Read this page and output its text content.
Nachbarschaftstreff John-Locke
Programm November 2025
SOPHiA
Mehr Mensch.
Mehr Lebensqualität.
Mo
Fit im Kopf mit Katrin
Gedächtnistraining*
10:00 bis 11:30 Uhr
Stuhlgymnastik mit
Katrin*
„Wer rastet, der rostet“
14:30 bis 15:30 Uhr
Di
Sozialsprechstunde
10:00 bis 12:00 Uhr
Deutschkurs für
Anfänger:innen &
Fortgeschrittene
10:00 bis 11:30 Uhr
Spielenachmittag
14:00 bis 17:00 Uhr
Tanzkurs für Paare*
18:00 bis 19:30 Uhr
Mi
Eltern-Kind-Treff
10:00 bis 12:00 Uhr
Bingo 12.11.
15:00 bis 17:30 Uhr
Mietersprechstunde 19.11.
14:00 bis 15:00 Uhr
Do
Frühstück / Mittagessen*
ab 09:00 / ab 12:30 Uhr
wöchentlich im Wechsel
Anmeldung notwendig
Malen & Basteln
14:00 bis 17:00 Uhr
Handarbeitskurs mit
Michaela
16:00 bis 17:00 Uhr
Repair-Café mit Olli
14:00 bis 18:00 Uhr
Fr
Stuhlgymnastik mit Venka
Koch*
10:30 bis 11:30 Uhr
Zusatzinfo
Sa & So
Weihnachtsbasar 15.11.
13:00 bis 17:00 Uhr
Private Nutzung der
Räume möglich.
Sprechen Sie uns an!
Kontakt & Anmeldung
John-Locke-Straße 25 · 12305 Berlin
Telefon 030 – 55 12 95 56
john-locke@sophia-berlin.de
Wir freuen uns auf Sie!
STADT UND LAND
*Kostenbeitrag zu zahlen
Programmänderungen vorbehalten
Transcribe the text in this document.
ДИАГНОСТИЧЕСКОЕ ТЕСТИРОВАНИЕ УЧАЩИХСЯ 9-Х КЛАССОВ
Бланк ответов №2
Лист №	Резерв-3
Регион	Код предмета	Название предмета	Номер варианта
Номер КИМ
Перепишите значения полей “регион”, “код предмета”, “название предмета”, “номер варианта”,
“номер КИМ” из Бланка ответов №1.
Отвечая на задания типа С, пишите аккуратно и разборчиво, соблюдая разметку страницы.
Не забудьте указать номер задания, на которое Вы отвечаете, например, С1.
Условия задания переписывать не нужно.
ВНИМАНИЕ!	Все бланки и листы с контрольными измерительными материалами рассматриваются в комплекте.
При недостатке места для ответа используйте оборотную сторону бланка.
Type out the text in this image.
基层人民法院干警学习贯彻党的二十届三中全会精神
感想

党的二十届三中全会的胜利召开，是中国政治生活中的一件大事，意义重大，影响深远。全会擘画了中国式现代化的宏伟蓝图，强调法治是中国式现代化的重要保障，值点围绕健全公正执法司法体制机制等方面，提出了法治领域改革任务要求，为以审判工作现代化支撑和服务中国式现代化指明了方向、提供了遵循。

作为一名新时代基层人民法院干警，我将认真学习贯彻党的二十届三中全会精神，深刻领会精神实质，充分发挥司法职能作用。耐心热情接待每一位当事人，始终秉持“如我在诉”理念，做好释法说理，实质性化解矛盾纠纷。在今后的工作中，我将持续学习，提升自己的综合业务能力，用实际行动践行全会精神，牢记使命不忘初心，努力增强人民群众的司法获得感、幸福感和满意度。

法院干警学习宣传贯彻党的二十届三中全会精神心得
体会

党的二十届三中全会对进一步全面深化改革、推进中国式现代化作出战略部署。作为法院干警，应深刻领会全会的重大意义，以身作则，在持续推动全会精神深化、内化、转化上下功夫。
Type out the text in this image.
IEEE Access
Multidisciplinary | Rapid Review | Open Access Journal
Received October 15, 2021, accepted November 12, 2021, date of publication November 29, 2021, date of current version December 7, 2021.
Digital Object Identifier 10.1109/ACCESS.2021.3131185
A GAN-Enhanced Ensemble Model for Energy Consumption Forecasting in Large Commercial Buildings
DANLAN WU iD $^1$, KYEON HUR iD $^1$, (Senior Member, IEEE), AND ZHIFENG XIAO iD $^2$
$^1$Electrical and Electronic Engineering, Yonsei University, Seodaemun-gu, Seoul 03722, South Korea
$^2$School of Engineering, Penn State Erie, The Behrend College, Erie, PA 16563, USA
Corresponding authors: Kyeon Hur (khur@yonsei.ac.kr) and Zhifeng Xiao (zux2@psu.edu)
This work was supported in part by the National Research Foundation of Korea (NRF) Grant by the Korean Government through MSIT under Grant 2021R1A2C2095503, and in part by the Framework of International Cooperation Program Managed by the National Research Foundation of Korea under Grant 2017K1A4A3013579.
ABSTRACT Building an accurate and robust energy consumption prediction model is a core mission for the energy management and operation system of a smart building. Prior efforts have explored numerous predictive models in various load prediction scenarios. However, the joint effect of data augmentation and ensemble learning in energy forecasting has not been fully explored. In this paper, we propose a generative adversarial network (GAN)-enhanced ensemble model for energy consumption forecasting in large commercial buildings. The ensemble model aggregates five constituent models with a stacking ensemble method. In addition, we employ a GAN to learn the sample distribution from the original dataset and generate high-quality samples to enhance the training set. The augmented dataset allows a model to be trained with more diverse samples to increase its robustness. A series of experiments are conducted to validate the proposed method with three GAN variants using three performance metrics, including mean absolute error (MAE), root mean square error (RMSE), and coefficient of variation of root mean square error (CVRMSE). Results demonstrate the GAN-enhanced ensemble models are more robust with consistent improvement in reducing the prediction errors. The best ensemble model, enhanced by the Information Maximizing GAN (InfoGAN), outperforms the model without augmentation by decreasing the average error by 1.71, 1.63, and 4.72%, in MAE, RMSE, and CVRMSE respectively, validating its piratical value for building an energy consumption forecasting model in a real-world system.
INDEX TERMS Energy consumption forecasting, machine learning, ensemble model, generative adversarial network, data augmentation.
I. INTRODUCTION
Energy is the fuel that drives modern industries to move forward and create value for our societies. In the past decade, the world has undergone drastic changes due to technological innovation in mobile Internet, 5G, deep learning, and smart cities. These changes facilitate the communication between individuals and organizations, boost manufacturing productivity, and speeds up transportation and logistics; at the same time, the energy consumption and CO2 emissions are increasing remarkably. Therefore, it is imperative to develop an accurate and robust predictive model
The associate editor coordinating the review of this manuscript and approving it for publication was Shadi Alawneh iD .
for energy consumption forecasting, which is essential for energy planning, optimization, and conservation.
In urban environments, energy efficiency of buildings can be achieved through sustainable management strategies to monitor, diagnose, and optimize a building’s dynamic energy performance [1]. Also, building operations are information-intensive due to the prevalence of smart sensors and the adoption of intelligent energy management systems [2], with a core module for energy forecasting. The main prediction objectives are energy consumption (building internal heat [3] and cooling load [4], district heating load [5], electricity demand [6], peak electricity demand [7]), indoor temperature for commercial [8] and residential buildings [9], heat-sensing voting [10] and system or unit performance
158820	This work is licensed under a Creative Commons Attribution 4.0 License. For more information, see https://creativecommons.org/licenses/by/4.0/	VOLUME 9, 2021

> **Brief**: Write out every line of the records exactly.

> **Task solution**:
Read this page and output its text content.
Nachbarschaftstreff John-Locke
Programm November 2025
SOPHiA
Mehr Mensch.
Mehr Lebensqualität.
Mo
Fit im Kopf mit Katrin
Gedächtnistraining*
10:00 bis 11:30 Uhr
Stuhlgymnastik mit
Katrin*
„Wer rastet, der rostet“
14:30 bis 15:30 Uhr
Di
Sozialsprechstunde
10:00 bis 12:00 Uhr
Deutschkurs für
Anfänger:innen &
Fortgeschrittene
10:00 bis 11:30 Uhr
Spielenachmittag
14:00 bis 17:00 Uhr
Tanzkurs für Paare*
18:00 bis 19:30 Uhr
Mi
Eltern-Kind-Treff
10:00 bis 12:00 Uhr
Bingo 12.11.
15:00 bis 17:30 Uhr
Mietersprechstunde 19.11.
14:00 bis 15:00 Uhr
Do
Frühstück / Mittagessen*
ab 09:00 / ab 12:30 Uhr
wöchentlich im Wechsel
Anmeldung notwendig
Malen & Basteln
14:00 bis 17:00 Uhr
Handarbeitskurs mit
Michaela
16:00 bis 17:00 Uhr
Repair-Café mit Olli
14:00 bis 18:00 Uhr
Fr
Stuhlgymnastik mit Venka
Koch*
10:30 bis 11:30 Uhr
Zusatzinfo
Sa & So
Weihnachtsbasar 15.11.
13:00 bis 17:00 Uhr
Private Nutzung der
Räume möglich.
Sprechen Sie uns an!
Kontakt & Anmeldung
John-Locke-Straße 25 · 12305 Berlin
Telefon 030 – 55 12 95 56
john-locke@sophia-berlin.de
Wir freuen uns auf Sie!
STADT UND LAND
*Kostenbeitrag zu zahlen
Programmänderungen vorbehalten
Transcribe the text in this document.
ДИАГНОСТИЧЕСКОЕ ТЕСТИРОВАНИЕ УЧАЩИХСЯ 9-Х КЛАССОВ
Бланк ответов №2
Лист №	Резерв-3
Регион	Код предмета	Название предмета	Номер варианта
Номер КИМ
Перепишите значения полей “регион”, “код предмета”, “название предмета”, “номер варианта”,
“номер КИМ” из Бланка ответов №1.
Отвечая на задания типа С, пишите аккуратно и разборчиво, соблюдая разметку страницы.
Не забудьте указать номер задания, на которое Вы отвечаете, например, С1.
Условия задания переписывать не нужно.
ВНИМАНИЕ!	Все бланки и листы с контрольными измерительными материалами рассматриваются в комплекте.
При недостатке места для ответа используйте оборотную сторону бланка.
Type out the text in this image.
基层人民法院干警学习贯彻党的二十届三中全会精神
感想

党的二十届三中全会的胜利召开，是中国政治生活中的一件大事，意义重大，影响深远。全会擘画了中国式现代化的宏伟蓝图，强调法治是中国式现代化的重要保障，值点围绕健全公正执法司法体制机制等方面，提出了法治领域改革任务要求，为以审判工作现代化支撑和服务中国式现代化指明了方向、提供了遵循。

作为一名新时代基层人民法院干警，我将认真学习贯彻党的二十届三中全会精神，深刻领会精神实质，充分发挥司法职能作用。耐心热情接待每一位当事人，始终秉持“如我在诉”理念，做好释法说理，实质性化解矛盾纠纷。在今后的工作中，我将持续学习，提升自己的综合业务能力，用实际行动践行全会精神，牢记使命不忘初心，努力增强人民群众的司法获得感、幸福感和满意度。

法院干警学习宣传贯彻党的二十届三中全会精神心得
体会

党的二十届三中全会对进一步全面深化改革、推进中国式现代化作出战略部署。作为法院干警，应深刻领会全会的重大意义，以身作则，在持续推动全会精神深化、内化、转化上下功夫。
Type out the text in this image.
IEEE Access
Multidisciplinary | Rapid Review | Open Access Journal
Received October 15, 2021, accepted November 12, 2021, date of publication November 29, 2021, date of current version December 7, 2021.
Digital Object Identifier 10.1109/ACCESS.2021.3131185
A GAN-Enhanced Ensemble Model for Energy Consumption Forecasting in Large Commercial Buildings
DANLAN WU iD $^1$, KYEON HUR iD $^1$, (Senior Member, IEEE), AND ZHIFENG XIAO iD $^2$
$^1$Electrical and Electronic Engineering, Yonsei University, Seodaemun-gu, Seoul 03722, South Korea
$^2$School of Engineering, Penn State Erie, The Behrend College, Erie, PA 16563, USA
Corresponding authors: Kyeon Hur (khur@yonsei.ac.kr) and Zhifeng Xiao (zux2@psu.edu)
This work was supported in part by the National Research Foundation of Korea (NRF) Grant by the Korean Government through MSIT under Grant 2021R1A2C2095503, and in part by the Framework of International Cooperation Program Managed by the National Research Foundation of Korea under Grant 2017K1A4A3013579.
ABSTRACT Building an accurate and robust energy consumption prediction model is a core mission for the energy management and operation system of a smart building. Prior efforts have explored numerous predictive models in various load prediction scenarios. However, the joint effect of data augmentation and ensemble learning in energy forecasting has not been fully explored. In this paper, we propose a generative adversarial network (GAN)-enhanced ensemble model for energy consumption forecasting in large commercial buildings. The ensemble model aggregates five constituent models with a stacking ensemble method. In addition, we employ a GAN to learn the sample distribution from the original dataset and generate high-quality samples to enhance the training set. The augmented dataset allows a model to be trained with more diverse samples to increase its robustness. A series of experiments are conducted to validate the proposed method with three GAN variants using three performance metrics, including mean absolute error (MAE), root mean square error (RMSE), and coefficient of variation of root mean square error (CVRMSE). Results demonstrate the GAN-enhanced ensemble models are more robust with consistent improvement in reducing the prediction errors. The best ensemble model, enhanced by the Information Maximizing GAN (InfoGAN), outperforms the model without augmentation by decreasing the average error by 1.71, 1.63, and 4.72%, in MAE, RMSE, and CVRMSE respectively, validating its piratical value for building an energy consumption forecasting model in a real-world system.
INDEX TERMS Energy consumption forecasting, machine learning, ensemble model, generative adversarial network, data augmentation.
I. INTRODUCTION
Energy is the fuel that drives modern industries to move forward and create value for our societies. In the past decade, the world has undergone drastic changes due to technological innovation in mobile Internet, 5G, deep learning, and smart cities. These changes facilitate the communication between individuals and organizations, boost manufacturing productivity, and speeds up transportation and logistics; at the same time, the energy consumption and CO2 emissions are increasing remarkably. Therefore, it is imperative to develop an accurate and robust predictive model
The associate editor coordinating the review of this manuscript and approving it for publication was Shadi Alawneh iD .
for energy consumption forecasting, which is essential for energy planning, optimization, and conservation.
In urban environments, energy efficiency of buildings can be achieved through sustainable management strategies to monitor, diagnose, and optimize a building’s dynamic energy performance [1]. Also, building operations are information-intensive due to the prevalence of smart sensors and the adoption of intelligent energy management systems [2], with a core module for energy forecasting. The main prediction objectives are energy consumption (building internal heat [3] and cooling load [4], district heating load [5], electricity demand [6], peak electricity demand [7]), indoor temperature for commercial [8] and residential buildings [9], heat-sensing voting [10] and system or unit performance
158820	This work is licensed under a Creative Commons Attribution 4.0 License. For more information, see https://creativecommons.org/licenses/by/4.0/	VOLUME 9, 2021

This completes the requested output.